- [WRITTEN INSTRUCTION] All of the lines below are to be printed again exactly; images are excluded from the output.

# Start of RECORDS TO USE

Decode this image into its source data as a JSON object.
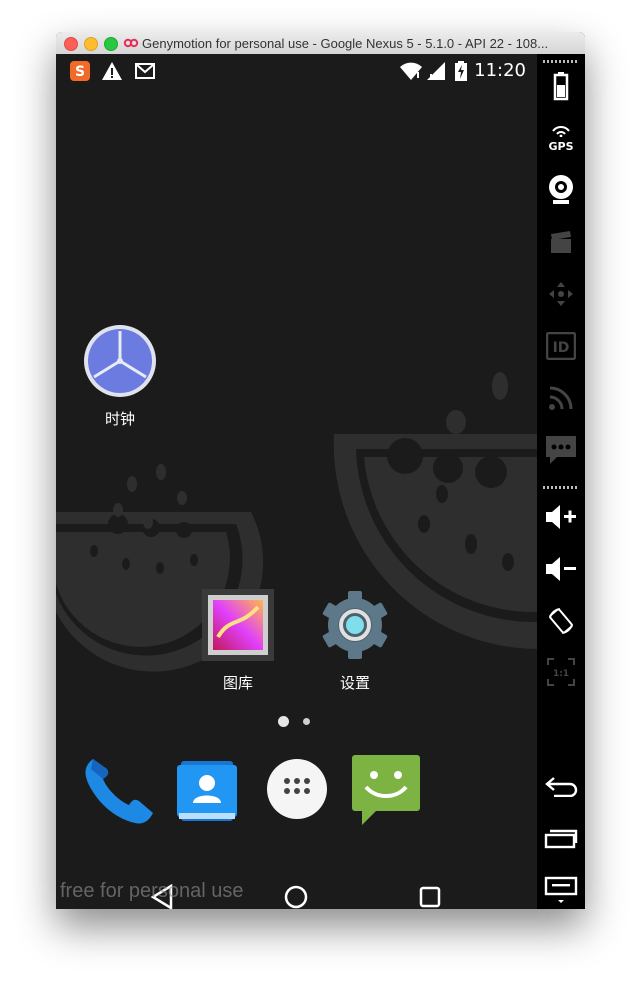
{
  "window": {
    "title": "Genymotion for personal use - Google Nexus 5 - 5.1.0 - API 22 - 108..."
  },
  "statusbar": {
    "time": "11:20",
    "left_icons": [
      "sogou-input-icon",
      "warning-icon",
      "gmail-icon"
    ],
    "right_icons": [
      "wifi-icon",
      "signal-icon",
      "battery-icon"
    ]
  },
  "home": {
    "apps": [
      {
        "label": "时钟",
        "icon": "clock-icon"
      },
      {
        "label": "图库",
        "icon": "gallery-icon"
      },
      {
        "label": "设置",
        "icon": "settings-icon"
      }
    ],
    "pages": 2,
    "current_page": 1
  },
  "dock": {
    "items": [
      "phone-icon",
      "contacts-icon",
      "app-drawer-icon",
      "messaging-icon"
    ]
  },
  "navbar": {
    "buttons": [
      "back",
      "home",
      "recents"
    ]
  },
  "watermark": "free for personal use",
  "sidebar": {
    "gps_label": "GPS",
    "id_label": "ID",
    "ratio_label": "1:1",
    "tools": [
      "battery",
      "gps",
      "webcam",
      "screencast",
      "remote-control",
      "device-id",
      "network",
      "sms",
      "volume-up",
      "volume-down",
      "rotate",
      "pixel-perfect",
      "back",
      "recent-apps",
      "menu"
    ]
  }
}
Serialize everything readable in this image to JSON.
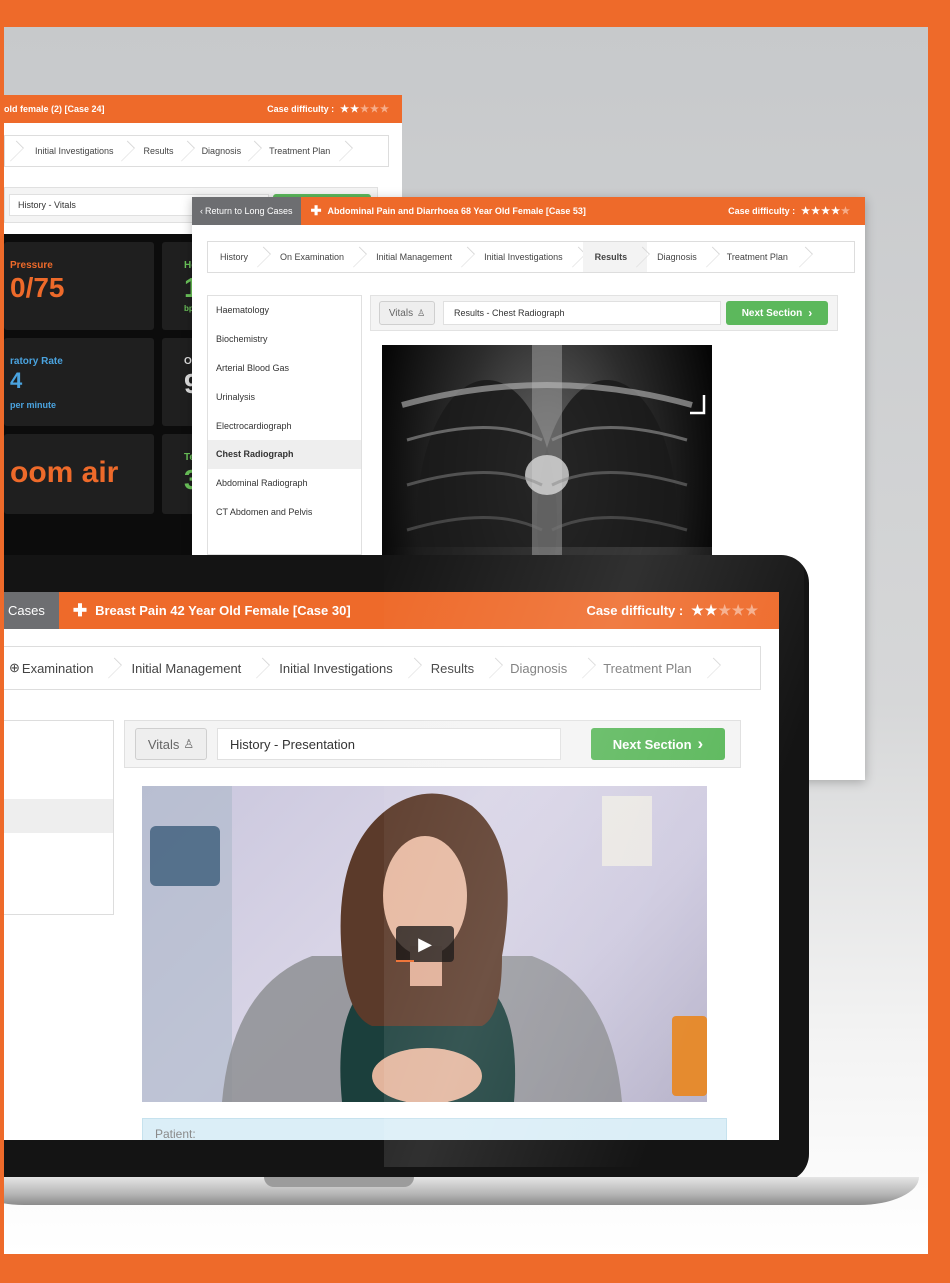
{
  "colors": {
    "brand_orange": "#ee6a2a",
    "next_green": "#5cb85c",
    "back_gray": "#6d6e71"
  },
  "panel_back": {
    "title": "old female (2) [Case 24]",
    "difficulty_label": "Case difficulty :",
    "difficulty": {
      "filled": 2,
      "total": 5
    },
    "steps": [
      "Initial Investigations",
      "Results",
      "Diagnosis",
      "Treatment Plan"
    ],
    "section_field": "History - Vitals",
    "vitals": {
      "bp_label": "Pressure",
      "bp_value": "0/75",
      "resp_label": "ratory Rate",
      "resp_value": "4",
      "resp_unit": "per minute",
      "o2_value": "oom air",
      "hr_label": "He",
      "hr_value": "1",
      "hr_unit": "bpm",
      "o2sat_label": "O2",
      "o2sat_value": "9",
      "temp_label": "Te",
      "temp_value": "3"
    }
  },
  "panel_mid": {
    "back_label": "Return to Long Cases",
    "title": "Abdominal Pain and Diarrhoea 68 Year Old Female [Case 53]",
    "difficulty_label": "Case difficulty :",
    "difficulty": {
      "filled": 4,
      "total": 5
    },
    "steps": [
      "History",
      "On Examination",
      "Initial Management",
      "Initial Investigations",
      "Results",
      "Diagnosis",
      "Treatment Plan"
    ],
    "active_step": "Results",
    "results_list": [
      "Haematology",
      "Biochemistry",
      "Arterial Blood Gas",
      "Urinalysis",
      "Electrocardiograph",
      "Chest Radiograph",
      "Abdominal Radiograph",
      "CT Abdomen and Pelvis"
    ],
    "active_result": "Chest Radiograph",
    "vitals_button": "Vitals",
    "section_field": "Results - Chest Radiograph",
    "next_button": "Next Section"
  },
  "laptop": {
    "back_label": "Cases",
    "title": "Breast Pain 42 Year Old Female [Case 30]",
    "difficulty_label": "Case difficulty :",
    "difficulty": {
      "filled": 2,
      "total": 5
    },
    "steps": [
      "Examination",
      "Initial Management",
      "Initial Investigations",
      "Results",
      "Diagnosis",
      "Treatment Plan"
    ],
    "vitals_button": "Vitals",
    "section_field": "History - Presentation",
    "next_button": "Next Section",
    "patient_label": "Patient:"
  }
}
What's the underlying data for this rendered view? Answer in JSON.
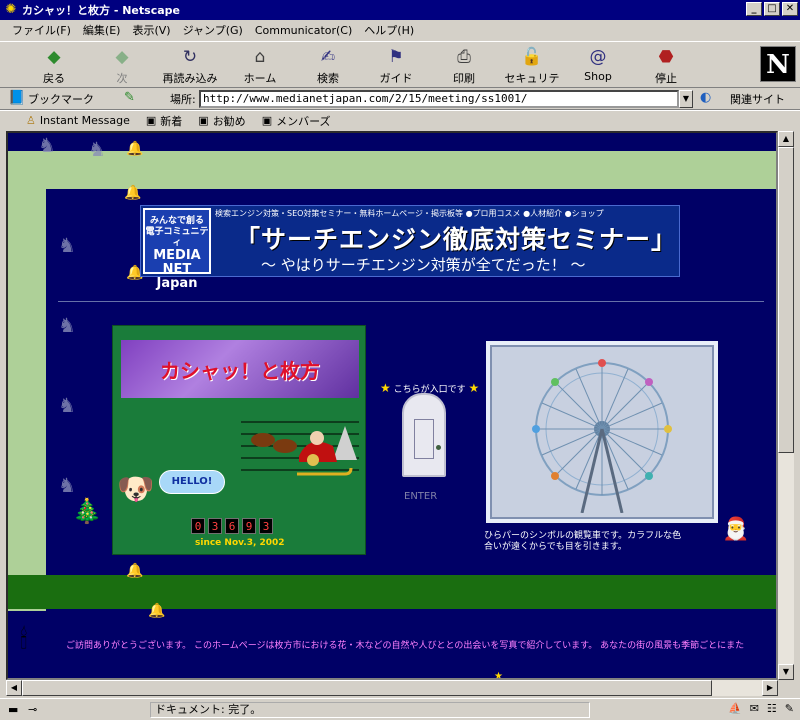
{
  "window": {
    "title": "カシャッ！と枚方 - Netscape"
  },
  "menu": [
    "ファイル(F)",
    "編集(E)",
    "表示(V)",
    "ジャンプ(G)",
    "Communicator(C)",
    "ヘルプ(H)"
  ],
  "nav": {
    "back": "戻る",
    "forward": "次",
    "reload": "再読み込み",
    "home": "ホーム",
    "search": "検索",
    "guide": "ガイド",
    "print": "印刷",
    "security": "セキュリティ",
    "shop": "Shop",
    "stop": "停止"
  },
  "location": {
    "bookmarks": "ブックマーク",
    "label": "場所:",
    "url": "http://www.medianetjapan.com/2/15/meeting/ss1001/",
    "related": "関連サイト"
  },
  "personal": [
    "Instant Message",
    "新着",
    "お勧め",
    "メンバーズ"
  ],
  "page": {
    "banner": {
      "logo_top": "みんなで創る",
      "logo_mid": "電子コミュニティ",
      "logo_brand": "MEDIA NET Japan",
      "topline": "検索エンジン対策・SEO対策セミナー・無料ホームページ・掲示板等 ●プロ用コスメ ●人材紹介 ●ショップ",
      "title": "「サーチエンジン徹底対策セミナー」",
      "subtitle": "～ やはりサーチエンジン対策が全てだった！ ～"
    },
    "site_title": "カシャッ！と枚方",
    "hello": "HELLO!",
    "counter": [
      "0",
      "3",
      "6",
      "9",
      "3"
    ],
    "since": "since Nov.3, 2002",
    "entrance": "こちらが入口です",
    "enter": "ENTER",
    "caption": "ひらパーのシンボルの観覧車です。カラフルな色合いが遠くからでも目を引きます。",
    "marquee": "ご訪問ありがとうございます。 このホームページは枚方市における花・木などの自然や人びととの出会いを写真で紹介しています。 あなたの街の風景も季節ごとにまた"
  },
  "status": {
    "text": "ドキュメント: 完了。"
  },
  "icons": {
    "app": "netscape-icon",
    "back": "back-arrow-icon",
    "forward": "forward-arrow-icon",
    "reload": "reload-icon",
    "home": "home-icon",
    "search": "search-icon",
    "guide": "guide-icon",
    "print": "printer-icon",
    "security": "lock-icon",
    "shop": "shop-icon",
    "stop": "stop-icon"
  },
  "colors": {
    "titlebar": "#000080",
    "page_bg": "#000066",
    "frame_light": "#aed098",
    "frame_dark": "#1a6e10",
    "panel": "#1a7c3a"
  }
}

# End of RECORDS TO USE

- [RESPONSE]
Decode this image into its source data as a JSON object.
{
  "window": {
    "title": "Genymotion for personal use - Google Nexus 5 - 5.1.0 - API 22 - 108..."
  },
  "statusbar": {
    "time": "11:20",
    "left_icons": [
      "sogou-input-icon",
      "warning-icon",
      "gmail-icon"
    ],
    "right_icons": [
      "wifi-icon",
      "signal-icon",
      "battery-icon"
    ]
  },
  "home": {
    "apps": [
      {
        "label": "时钟",
        "icon": "clock-icon"
      },
      {
        "label": "图库",
        "icon": "gallery-icon"
      },
      {
        "label": "设置",
        "icon": "settings-icon"
      }
    ],
    "pages": 2,
    "current_page": 1
  },
  "dock": {
    "items": [
      "phone-icon",
      "contacts-icon",
      "app-drawer-icon",
      "messaging-icon"
    ]
  },
  "navbar": {
    "buttons": [
      "back",
      "home",
      "recents"
    ]
  },
  "watermark": "free for personal use",
  "sidebar": {
    "gps_label": "GPS",
    "id_label": "ID",
    "ratio_label": "1:1",
    "tools": [
      "battery",
      "gps",
      "webcam",
      "screencast",
      "remote-control",
      "device-id",
      "network",
      "sms",
      "volume-up",
      "volume-down",
      "rotate",
      "pixel-perfect",
      "back",
      "recent-apps",
      "menu"
    ]
  }
}
Serialize everything readable in this image to JSON.
{
  "colors": {
    "brand_orange": "#ee6a2a",
    "next_green": "#5cb85c",
    "back_gray": "#6d6e71"
  },
  "panel_back": {
    "title": "old female (2) [Case 24]",
    "difficulty_label": "Case difficulty :",
    "difficulty": {
      "filled": 2,
      "total": 5
    },
    "steps": [
      "Initial Investigations",
      "Results",
      "Diagnosis",
      "Treatment Plan"
    ],
    "section_field": "History - Vitals",
    "vitals": {
      "bp_label": "Pressure",
      "bp_value": "0/75",
      "resp_label": "ratory Rate",
      "resp_value": "4",
      "resp_unit": "per minute",
      "o2_value": "oom air",
      "hr_label": "He",
      "hr_value": "1",
      "hr_unit": "bpm",
      "o2sat_label": "O2",
      "o2sat_value": "9",
      "temp_label": "Te",
      "temp_value": "3"
    }
  },
  "panel_mid": {
    "back_label": "Return to Long Cases",
    "title": "Abdominal Pain and Diarrhoea 68 Year Old Female [Case 53]",
    "difficulty_label": "Case difficulty :",
    "difficulty": {
      "filled": 4,
      "total": 5
    },
    "steps": [
      "History",
      "On Examination",
      "Initial Management",
      "Initial Investigations",
      "Results",
      "Diagnosis",
      "Treatment Plan"
    ],
    "active_step": "Results",
    "results_list": [
      "Haematology",
      "Biochemistry",
      "Arterial Blood Gas",
      "Urinalysis",
      "Electrocardiograph",
      "Chest Radiograph",
      "Abdominal Radiograph",
      "CT Abdomen and Pelvis"
    ],
    "active_result": "Chest Radiograph",
    "vitals_button": "Vitals",
    "section_field": "Results - Chest Radiograph",
    "next_button": "Next Section"
  },
  "laptop": {
    "back_label": "Cases",
    "title": "Breast Pain 42 Year Old Female [Case 30]",
    "difficulty_label": "Case difficulty :",
    "difficulty": {
      "filled": 2,
      "total": 5
    },
    "steps": [
      "Examination",
      "Initial Management",
      "Initial Investigations",
      "Results",
      "Diagnosis",
      "Treatment Plan"
    ],
    "vitals_button": "Vitals",
    "section_field": "History - Presentation",
    "next_button": "Next Section",
    "patient_label": "Patient:"
  }
}
What's the underlying data for this rendered view? Answer in JSON.
{
  "window": {
    "title": "カシャッ！と枚方 - Netscape"
  },
  "menu": [
    "ファイル(F)",
    "編集(E)",
    "表示(V)",
    "ジャンプ(G)",
    "Communicator(C)",
    "ヘルプ(H)"
  ],
  "nav": {
    "back": "戻る",
    "forward": "次",
    "reload": "再読み込み",
    "home": "ホーム",
    "search": "検索",
    "guide": "ガイド",
    "print": "印刷",
    "security": "セキュリティ",
    "shop": "Shop",
    "stop": "停止"
  },
  "location": {
    "bookmarks": "ブックマーク",
    "label": "場所:",
    "url": "http://www.medianetjapan.com/2/15/meeting/ss1001/",
    "related": "関連サイト"
  },
  "personal": [
    "Instant Message",
    "新着",
    "お勧め",
    "メンバーズ"
  ],
  "page": {
    "banner": {
      "logo_top": "みんなで創る",
      "logo_mid": "電子コミュニティ",
      "logo_brand": "MEDIA NET Japan",
      "topline": "検索エンジン対策・SEO対策セミナー・無料ホームページ・掲示板等 ●プロ用コスメ ●人材紹介 ●ショップ",
      "title": "「サーチエンジン徹底対策セミナー」",
      "subtitle": "～ やはりサーチエンジン対策が全てだった！ ～"
    },
    "site_title": "カシャッ！と枚方",
    "hello": "HELLO!",
    "counter": [
      "0",
      "3",
      "6",
      "9",
      "3"
    ],
    "since": "since Nov.3, 2002",
    "entrance": "こちらが入口です",
    "enter": "ENTER",
    "caption": "ひらパーのシンボルの観覧車です。カラフルな色合いが遠くからでも目を引きます。",
    "marquee": "ご訪問ありがとうございます。 このホームページは枚方市における花・木などの自然や人びととの出会いを写真で紹介しています。 あなたの街の風景も季節ごとにまた"
  },
  "status": {
    "text": "ドキュメント: 完了。"
  },
  "icons": {
    "app": "netscape-icon",
    "back": "back-arrow-icon",
    "forward": "forward-arrow-icon",
    "reload": "reload-icon",
    "home": "home-icon",
    "search": "search-icon",
    "guide": "guide-icon",
    "print": "printer-icon",
    "security": "lock-icon",
    "shop": "shop-icon",
    "stop": "stop-icon"
  },
  "colors": {
    "titlebar": "#000080",
    "page_bg": "#000066",
    "frame_light": "#aed098",
    "frame_dark": "#1a6e10",
    "panel": "#1a7c3a"
  }
}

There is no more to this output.